Return the records that follow unaltered. Omit every picture.

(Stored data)
--
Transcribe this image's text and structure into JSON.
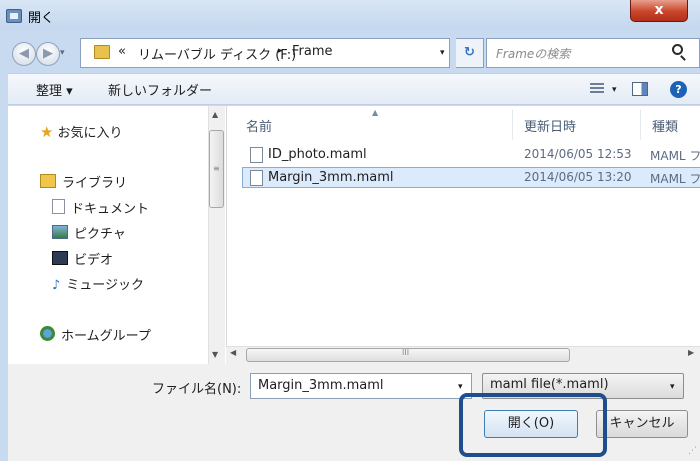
{
  "window": {
    "title": "開く",
    "close_label": "x"
  },
  "address": {
    "chevron": "«",
    "segment1": "リムーバブル ディスク (F:)",
    "separator": "▸",
    "segment2": "Frame",
    "dropdown": "▾",
    "refresh": "↻"
  },
  "search": {
    "placeholder": "Frameの検索"
  },
  "toolbar": {
    "organize_label": "整理 ▾",
    "new_folder_label": "新しいフォルダー",
    "view_dropdown": "▾",
    "help_label": "?"
  },
  "nav": {
    "favorites": "お気に入り",
    "libraries": "ライブラリ",
    "documents": "ドキュメント",
    "pictures": "ピクチャ",
    "videos": "ビデオ",
    "music": "ミュージック",
    "homegroup": "ホームグループ"
  },
  "columns": {
    "name": "名前",
    "date": "更新日時",
    "type": "種類"
  },
  "files": [
    {
      "name": "ID_photo.maml",
      "date": "2014/06/05 12:53",
      "type": "MAML フ"
    },
    {
      "name": "Margin_3mm.maml",
      "date": "2014/06/05 13:20",
      "type": "MAML フ"
    }
  ],
  "scroll": {
    "up": "▲",
    "down": "▼",
    "left": "◀",
    "right": "▶",
    "grip_v": "≡",
    "grip_h": "III"
  },
  "bottom": {
    "filename_label": "ファイル名(N):",
    "filename_value": "Margin_3mm.maml",
    "filter_value": "maml file(*.maml)",
    "open_label": "開く(O)",
    "cancel_label": "キャンセル",
    "dropdown": "▾"
  },
  "colors": {
    "selection": "#dcebfc",
    "highlight_border": "#1e4f8c",
    "titlebar": "#c4d7ee"
  }
}
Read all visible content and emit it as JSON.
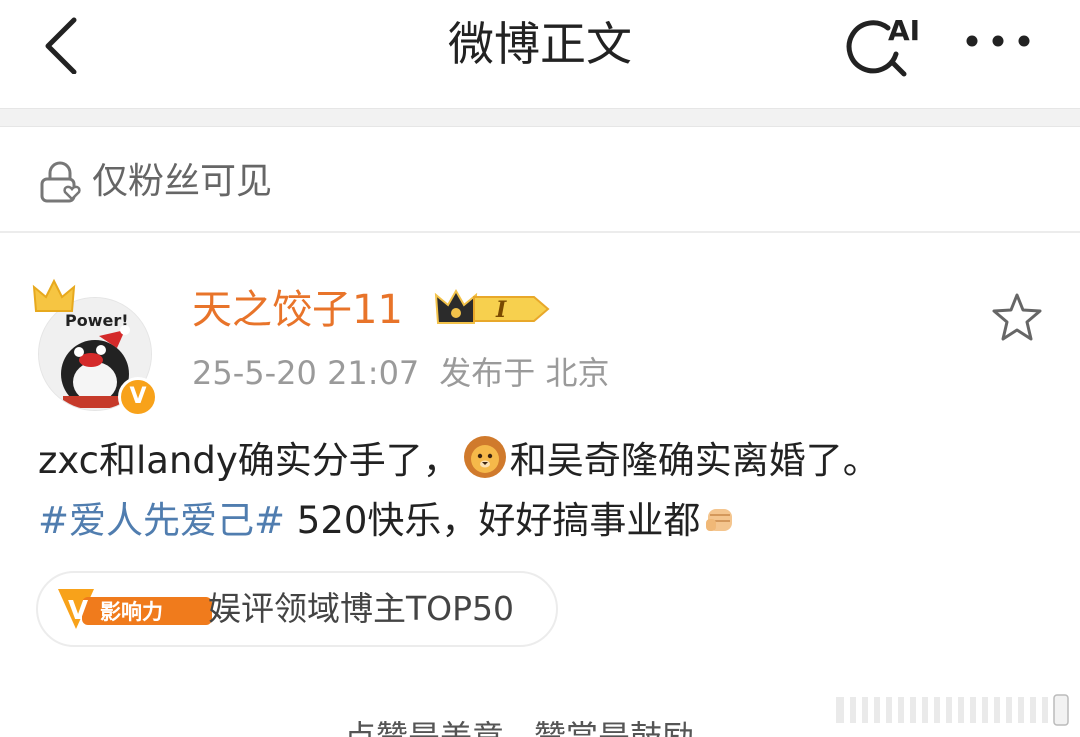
{
  "nav": {
    "title": "微博正文",
    "ai_label": "AI"
  },
  "visibility": {
    "text": "仅粉丝可见"
  },
  "post": {
    "author": {
      "name": "天之饺子11",
      "avatar_text": "Power!",
      "verified_letter": "V"
    },
    "level_badge_text": "I",
    "timestamp": "25-5-20 21:07",
    "location": "发布于 北京",
    "content": {
      "line1_part1": "zxc和landy确实分手了，",
      "line1_part2": "和吴奇隆确实离婚了。",
      "hashtag": "#爱人先爱己#",
      "line2_rest": " 520快乐，好好搞事业都"
    },
    "influence": {
      "logo_letter": "V",
      "logo_text": "影响力",
      "label": "娱评领域博主TOP50"
    }
  },
  "bottom": {
    "left_text": "点赞是美意",
    "right_text": "赞赏是鼓励"
  },
  "colors": {
    "username": "#e8742a",
    "hashtag": "#507daf",
    "meta": "#9a9a9a"
  }
}
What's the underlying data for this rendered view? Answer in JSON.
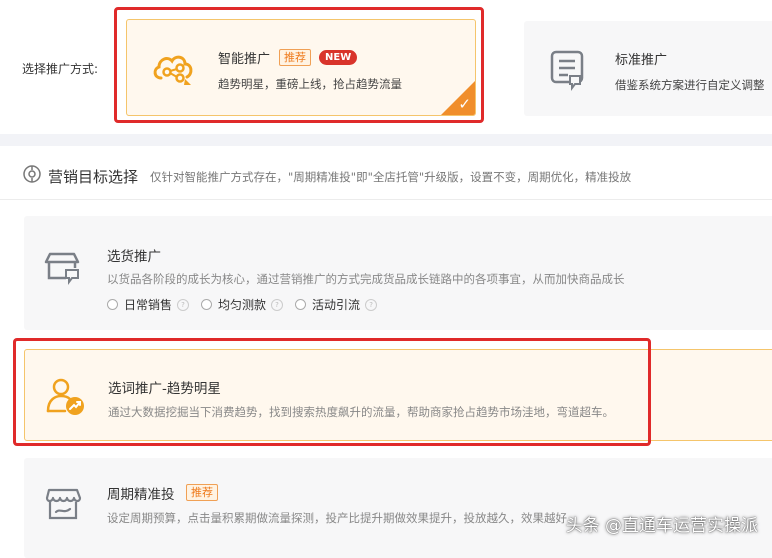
{
  "method": {
    "label": "选择推广方式:",
    "smart": {
      "title": "智能推广",
      "tag": "推荐",
      "badge": "NEW",
      "desc": "趋势明星，重磅上线，抢占趋势流量",
      "icon": "cloud-share-icon"
    },
    "standard": {
      "title": "标准推广",
      "desc": "借鉴系统方案进行自定义调整",
      "icon": "document-chat-icon"
    }
  },
  "section": {
    "title": "营销目标选择",
    "subtitle": "仅针对智能推广方式存在，\"周期精准投\"即\"全店托管\"升级版，设置不变，周期优化，精准投放",
    "icon": "target-icon"
  },
  "goals": [
    {
      "title": "选货推广",
      "desc": "以货品各阶段的成长为核心，通过营销推广的方式完成货品成长链路中的各项事宜，从而加快商品成长",
      "icon": "shop-card-icon",
      "options": [
        "日常销售",
        "均匀测款",
        "活动引流"
      ]
    },
    {
      "title": "选词推广-趋势明星",
      "desc": "通过大数据挖掘当下消费趋势，找到搜索热度飙升的流量，帮助商家抢占趋势市场洼地，弯道超车。",
      "icon": "user-trend-icon"
    },
    {
      "title": "周期精准投",
      "tag": "推荐",
      "desc": "设定周期预算，点击量积累期做流量探测，投产比提升期做效果提升，投放越久，效果越好",
      "icon": "store-icon"
    }
  ],
  "watermark": "头条 @直通车运营实操派",
  "colors": {
    "accent": "#f08e2b",
    "highlight_border": "#e02a2a",
    "selected_bg": "#fff8ee",
    "new_badge": "#d9342b"
  }
}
--
- _Solution for this task_:
Transcribe this image's text and structure into JSON.
{
  "window": {
    "title": "開く",
    "close_label": "x"
  },
  "address": {
    "chevron": "«",
    "segment1": "リムーバブル ディスク (F:)",
    "separator": "▸",
    "segment2": "Frame",
    "dropdown": "▾",
    "refresh": "↻"
  },
  "search": {
    "placeholder": "Frameの検索"
  },
  "toolbar": {
    "organize_label": "整理 ▾",
    "new_folder_label": "新しいフォルダー",
    "view_dropdown": "▾",
    "help_label": "?"
  },
  "nav": {
    "favorites": "お気に入り",
    "libraries": "ライブラリ",
    "documents": "ドキュメント",
    "pictures": "ピクチャ",
    "videos": "ビデオ",
    "music": "ミュージック",
    "homegroup": "ホームグループ"
  },
  "columns": {
    "name": "名前",
    "date": "更新日時",
    "type": "種類"
  },
  "files": [
    {
      "name": "ID_photo.maml",
      "date": "2014/06/05 12:53",
      "type": "MAML フ"
    },
    {
      "name": "Margin_3mm.maml",
      "date": "2014/06/05 13:20",
      "type": "MAML フ"
    }
  ],
  "scroll": {
    "up": "▲",
    "down": "▼",
    "left": "◀",
    "right": "▶",
    "grip_v": "≡",
    "grip_h": "III"
  },
  "bottom": {
    "filename_label": "ファイル名(N):",
    "filename_value": "Margin_3mm.maml",
    "filter_value": "maml file(*.maml)",
    "open_label": "開く(O)",
    "cancel_label": "キャンセル",
    "dropdown": "▾"
  },
  "colors": {
    "selection": "#dcebfc",
    "highlight_border": "#1e4f8c",
    "titlebar": "#c4d7ee"
  }
}
Read all visible content and emit it as JSON.
{
  "nav": {
    "title": "微博正文",
    "ai_label": "AI"
  },
  "visibility": {
    "text": "仅粉丝可见"
  },
  "post": {
    "author": {
      "name": "天之饺子11",
      "avatar_text": "Power!",
      "verified_letter": "V"
    },
    "level_badge_text": "I",
    "timestamp": "25-5-20 21:07",
    "location": "发布于 北京",
    "content": {
      "line1_part1": "zxc和landy确实分手了，",
      "line1_part2": "和吴奇隆确实离婚了。",
      "hashtag": "#爱人先爱己#",
      "line2_rest": " 520快乐，好好搞事业都"
    },
    "influence": {
      "logo_letter": "V",
      "logo_text": "影响力",
      "label": "娱评领域博主TOP50"
    }
  },
  "bottom": {
    "left_text": "点赞是美意",
    "right_text": "赞赏是鼓励"
  },
  "colors": {
    "username": "#e8742a",
    "hashtag": "#507daf",
    "meta": "#9a9a9a"
  }
}
What's the underlying data for this rendered view? Answer in JSON.
{
  "method": {
    "label": "选择推广方式:",
    "smart": {
      "title": "智能推广",
      "tag": "推荐",
      "badge": "NEW",
      "desc": "趋势明星，重磅上线，抢占趋势流量",
      "icon": "cloud-share-icon"
    },
    "standard": {
      "title": "标准推广",
      "desc": "借鉴系统方案进行自定义调整",
      "icon": "document-chat-icon"
    }
  },
  "section": {
    "title": "营销目标选择",
    "subtitle": "仅针对智能推广方式存在，\"周期精准投\"即\"全店托管\"升级版，设置不变，周期优化，精准投放",
    "icon": "target-icon"
  },
  "goals": [
    {
      "title": "选货推广",
      "desc": "以货品各阶段的成长为核心，通过营销推广的方式完成货品成长链路中的各项事宜，从而加快商品成长",
      "icon": "shop-card-icon",
      "options": [
        "日常销售",
        "均匀测款",
        "活动引流"
      ]
    },
    {
      "title": "选词推广-趋势明星",
      "desc": "通过大数据挖掘当下消费趋势，找到搜索热度飙升的流量，帮助商家抢占趋势市场洼地，弯道超车。",
      "icon": "user-trend-icon"
    },
    {
      "title": "周期精准投",
      "tag": "推荐",
      "desc": "设定周期预算，点击量积累期做流量探测，投产比提升期做效果提升，投放越久，效果越好",
      "icon": "store-icon"
    }
  ],
  "watermark": "头条 @直通车运营实操派",
  "colors": {
    "accent": "#f08e2b",
    "highlight_border": "#e02a2a",
    "selected_bg": "#fff8ee",
    "new_badge": "#d9342b"
  }
}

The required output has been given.